_Material for the task_
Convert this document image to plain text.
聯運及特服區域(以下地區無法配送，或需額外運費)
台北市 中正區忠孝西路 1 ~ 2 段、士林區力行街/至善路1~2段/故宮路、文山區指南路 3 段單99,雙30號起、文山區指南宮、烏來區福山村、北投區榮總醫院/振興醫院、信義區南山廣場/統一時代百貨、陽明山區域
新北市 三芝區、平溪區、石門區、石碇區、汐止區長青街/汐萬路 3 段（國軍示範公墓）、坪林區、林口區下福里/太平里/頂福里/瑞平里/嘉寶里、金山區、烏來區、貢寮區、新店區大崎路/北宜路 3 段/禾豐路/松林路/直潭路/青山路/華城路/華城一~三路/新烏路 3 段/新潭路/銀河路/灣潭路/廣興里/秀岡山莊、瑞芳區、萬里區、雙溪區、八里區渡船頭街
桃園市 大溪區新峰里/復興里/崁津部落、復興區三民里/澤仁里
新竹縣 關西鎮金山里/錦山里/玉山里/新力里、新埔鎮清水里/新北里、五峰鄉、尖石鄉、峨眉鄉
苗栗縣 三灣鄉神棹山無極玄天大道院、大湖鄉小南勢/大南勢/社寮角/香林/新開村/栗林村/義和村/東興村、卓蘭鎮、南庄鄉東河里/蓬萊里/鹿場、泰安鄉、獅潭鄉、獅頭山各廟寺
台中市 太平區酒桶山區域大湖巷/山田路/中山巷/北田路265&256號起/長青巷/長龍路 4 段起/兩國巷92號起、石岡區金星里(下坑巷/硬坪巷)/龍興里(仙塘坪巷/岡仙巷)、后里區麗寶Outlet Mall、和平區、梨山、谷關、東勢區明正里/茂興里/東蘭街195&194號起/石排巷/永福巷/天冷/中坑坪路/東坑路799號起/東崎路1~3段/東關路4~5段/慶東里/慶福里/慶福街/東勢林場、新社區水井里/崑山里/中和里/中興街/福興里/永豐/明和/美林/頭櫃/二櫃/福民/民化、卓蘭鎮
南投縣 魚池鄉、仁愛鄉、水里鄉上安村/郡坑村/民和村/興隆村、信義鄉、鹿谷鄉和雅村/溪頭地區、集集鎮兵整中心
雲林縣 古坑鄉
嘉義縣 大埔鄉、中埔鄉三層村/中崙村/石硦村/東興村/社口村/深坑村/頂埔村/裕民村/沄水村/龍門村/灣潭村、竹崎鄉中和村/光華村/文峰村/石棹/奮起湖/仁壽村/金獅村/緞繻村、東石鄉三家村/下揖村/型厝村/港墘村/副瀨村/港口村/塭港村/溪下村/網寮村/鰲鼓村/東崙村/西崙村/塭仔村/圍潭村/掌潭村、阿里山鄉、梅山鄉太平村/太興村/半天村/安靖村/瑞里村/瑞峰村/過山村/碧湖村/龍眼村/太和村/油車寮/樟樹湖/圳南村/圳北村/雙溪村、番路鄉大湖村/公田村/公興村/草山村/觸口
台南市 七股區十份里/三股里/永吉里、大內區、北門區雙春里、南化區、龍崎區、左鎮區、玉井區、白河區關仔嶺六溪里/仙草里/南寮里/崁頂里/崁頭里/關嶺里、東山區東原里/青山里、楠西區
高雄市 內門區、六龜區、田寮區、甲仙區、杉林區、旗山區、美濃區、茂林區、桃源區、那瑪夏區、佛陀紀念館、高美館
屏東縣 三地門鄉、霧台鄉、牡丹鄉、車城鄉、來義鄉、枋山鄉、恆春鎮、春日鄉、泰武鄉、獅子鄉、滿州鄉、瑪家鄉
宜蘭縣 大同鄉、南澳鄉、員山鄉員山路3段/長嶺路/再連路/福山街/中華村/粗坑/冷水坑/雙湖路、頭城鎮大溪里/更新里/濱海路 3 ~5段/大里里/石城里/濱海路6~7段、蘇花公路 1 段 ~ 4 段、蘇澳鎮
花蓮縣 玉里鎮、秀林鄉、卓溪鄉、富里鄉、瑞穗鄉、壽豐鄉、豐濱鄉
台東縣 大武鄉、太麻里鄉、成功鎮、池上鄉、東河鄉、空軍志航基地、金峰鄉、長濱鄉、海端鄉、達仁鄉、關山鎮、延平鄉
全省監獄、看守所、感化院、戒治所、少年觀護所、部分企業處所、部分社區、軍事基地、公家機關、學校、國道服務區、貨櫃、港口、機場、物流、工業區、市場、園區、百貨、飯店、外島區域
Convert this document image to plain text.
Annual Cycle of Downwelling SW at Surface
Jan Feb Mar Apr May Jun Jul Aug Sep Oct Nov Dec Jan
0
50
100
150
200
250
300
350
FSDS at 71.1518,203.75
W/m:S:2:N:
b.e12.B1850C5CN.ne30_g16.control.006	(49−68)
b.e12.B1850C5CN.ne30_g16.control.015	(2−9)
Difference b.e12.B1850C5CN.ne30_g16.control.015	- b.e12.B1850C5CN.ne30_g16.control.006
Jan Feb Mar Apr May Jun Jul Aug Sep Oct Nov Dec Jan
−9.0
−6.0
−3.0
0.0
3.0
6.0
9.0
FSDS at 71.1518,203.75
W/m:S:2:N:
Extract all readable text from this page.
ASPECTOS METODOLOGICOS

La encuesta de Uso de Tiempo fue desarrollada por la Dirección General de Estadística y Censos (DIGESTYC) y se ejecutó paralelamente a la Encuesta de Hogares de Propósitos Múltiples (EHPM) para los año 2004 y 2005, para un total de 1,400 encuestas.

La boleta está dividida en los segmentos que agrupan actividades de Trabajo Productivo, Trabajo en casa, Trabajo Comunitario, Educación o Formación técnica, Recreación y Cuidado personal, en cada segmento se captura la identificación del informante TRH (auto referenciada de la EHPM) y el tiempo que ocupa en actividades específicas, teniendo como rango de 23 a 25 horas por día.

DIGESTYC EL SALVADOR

_What is asked_
Take the entries above and transcribe them in full.

_Answer for the task_
Convert this document image to plain text.
聯運及特服區域(以下地區無法配送，或需額外運費)
台北市 中正區忠孝西路 1 ~ 2 段、士林區力行街/至善路1~2段/故宮路、文山區指南路 3 段單99,雙30號起、文山區指南宮、烏來區福山村、北投區榮總醫院/振興醫院、信義區南山廣場/統一時代百貨、陽明山區域
新北市 三芝區、平溪區、石門區、石碇區、汐止區長青街/汐萬路 3 段（國軍示範公墓）、坪林區、林口區下福里/太平里/頂福里/瑞平里/嘉寶里、金山區、烏來區、貢寮區、新店區大崎路/北宜路 3 段/禾豐路/松林路/直潭路/青山路/華城路/華城一~三路/新烏路 3 段/新潭路/銀河路/灣潭路/廣興里/秀岡山莊、瑞芳區、萬里區、雙溪區、八里區渡船頭街
桃園市 大溪區新峰里/復興里/崁津部落、復興區三民里/澤仁里
新竹縣 關西鎮金山里/錦山里/玉山里/新力里、新埔鎮清水里/新北里、五峰鄉、尖石鄉、峨眉鄉
苗栗縣 三灣鄉神棹山無極玄天大道院、大湖鄉小南勢/大南勢/社寮角/香林/新開村/栗林村/義和村/東興村、卓蘭鎮、南庄鄉東河里/蓬萊里/鹿場、泰安鄉、獅潭鄉、獅頭山各廟寺
台中市 太平區酒桶山區域大湖巷/山田路/中山巷/北田路265&256號起/長青巷/長龍路 4 段起/兩國巷92號起、石岡區金星里(下坑巷/硬坪巷)/龍興里(仙塘坪巷/岡仙巷)、后里區麗寶Outlet Mall、和平區、梨山、谷關、東勢區明正里/茂興里/東蘭街195&194號起/石排巷/永福巷/天冷/中坑坪路/東坑路799號起/東崎路1~3段/東關路4~5段/慶東里/慶福里/慶福街/東勢林場、新社區水井里/崑山里/中和里/中興街/福興里/永豐/明和/美林/頭櫃/二櫃/福民/民化、卓蘭鎮
南投縣 魚池鄉、仁愛鄉、水里鄉上安村/郡坑村/民和村/興隆村、信義鄉、鹿谷鄉和雅村/溪頭地區、集集鎮兵整中心
雲林縣 古坑鄉
嘉義縣 大埔鄉、中埔鄉三層村/中崙村/石硦村/東興村/社口村/深坑村/頂埔村/裕民村/沄水村/龍門村/灣潭村、竹崎鄉中和村/光華村/文峰村/石棹/奮起湖/仁壽村/金獅村/緞繻村、東石鄉三家村/下揖村/型厝村/港墘村/副瀨村/港口村/塭港村/溪下村/網寮村/鰲鼓村/東崙村/西崙村/塭仔村/圍潭村/掌潭村、阿里山鄉、梅山鄉太平村/太興村/半天村/安靖村/瑞里村/瑞峰村/過山村/碧湖村/龍眼村/太和村/油車寮/樟樹湖/圳南村/圳北村/雙溪村、番路鄉大湖村/公田村/公興村/草山村/觸口
台南市 七股區十份里/三股里/永吉里、大內區、北門區雙春里、南化區、龍崎區、左鎮區、玉井區、白河區關仔嶺六溪里/仙草里/南寮里/崁頂里/崁頭里/關嶺里、東山區東原里/青山里、楠西區
高雄市 內門區、六龜區、田寮區、甲仙區、杉林區、旗山區、美濃區、茂林區、桃源區、那瑪夏區、佛陀紀念館、高美館
屏東縣 三地門鄉、霧台鄉、牡丹鄉、車城鄉、來義鄉、枋山鄉、恆春鎮、春日鄉、泰武鄉、獅子鄉、滿州鄉、瑪家鄉
宜蘭縣 大同鄉、南澳鄉、員山鄉員山路3段/長嶺路/再連路/福山街/中華村/粗坑/冷水坑/雙湖路、頭城鎮大溪里/更新里/濱海路 3 ~5段/大里里/石城里/濱海路6~7段、蘇花公路 1 段 ~ 4 段、蘇澳鎮
花蓮縣 玉里鎮、秀林鄉、卓溪鄉、富里鄉、瑞穗鄉、壽豐鄉、豐濱鄉
台東縣 大武鄉、太麻里鄉、成功鎮、池上鄉、東河鄉、空軍志航基地、金峰鄉、長濱鄉、海端鄉、達仁鄉、關山鎮、延平鄉
全省監獄、看守所、感化院、戒治所、少年觀護所、部分企業處所、部分社區、軍事基地、公家機關、學校、國道服務區、貨櫃、港口、機場、物流、工業區、市場、園區、百貨、飯店、外島區域
Convert this document image to plain text.
Annual Cycle of Downwelling SW at Surface
Jan Feb Mar Apr May Jun Jul Aug Sep Oct Nov Dec Jan
0
50
100
150
200
250
300
350
FSDS at 71.1518,203.75
W/m:S:2:N:
b.e12.B1850C5CN.ne30_g16.control.006	(49−68)
b.e12.B1850C5CN.ne30_g16.control.015	(2−9)
Difference b.e12.B1850C5CN.ne30_g16.control.015	- b.e12.B1850C5CN.ne30_g16.control.006
Jan Feb Mar Apr May Jun Jul Aug Sep Oct Nov Dec Jan
−9.0
−6.0
−3.0
0.0
3.0
6.0
9.0
FSDS at 71.1518,203.75
W/m:S:2:N:
Extract all readable text from this page.
ASPECTOS METODOLOGICOS

La encuesta de Uso de Tiempo fue desarrollada por la Dirección General de Estadística y Censos (DIGESTYC) y se ejecutó paralelamente a la Encuesta de Hogares de Propósitos Múltiples (EHPM) para los año 2004 y 2005, para un total de 1,400 encuestas.

La boleta está dividida en los segmentos que agrupan actividades de Trabajo Productivo, Trabajo en casa, Trabajo Comunitario, Educación o Formación técnica, Recreación y Cuidado personal, en cada segmento se captura la identificación del informante TRH (auto referenciada de la EHPM) y el tiempo que ocupa en actividades específicas, teniendo como rango de 23 a 25 horas por día.

DIGESTYC EL SALVADOR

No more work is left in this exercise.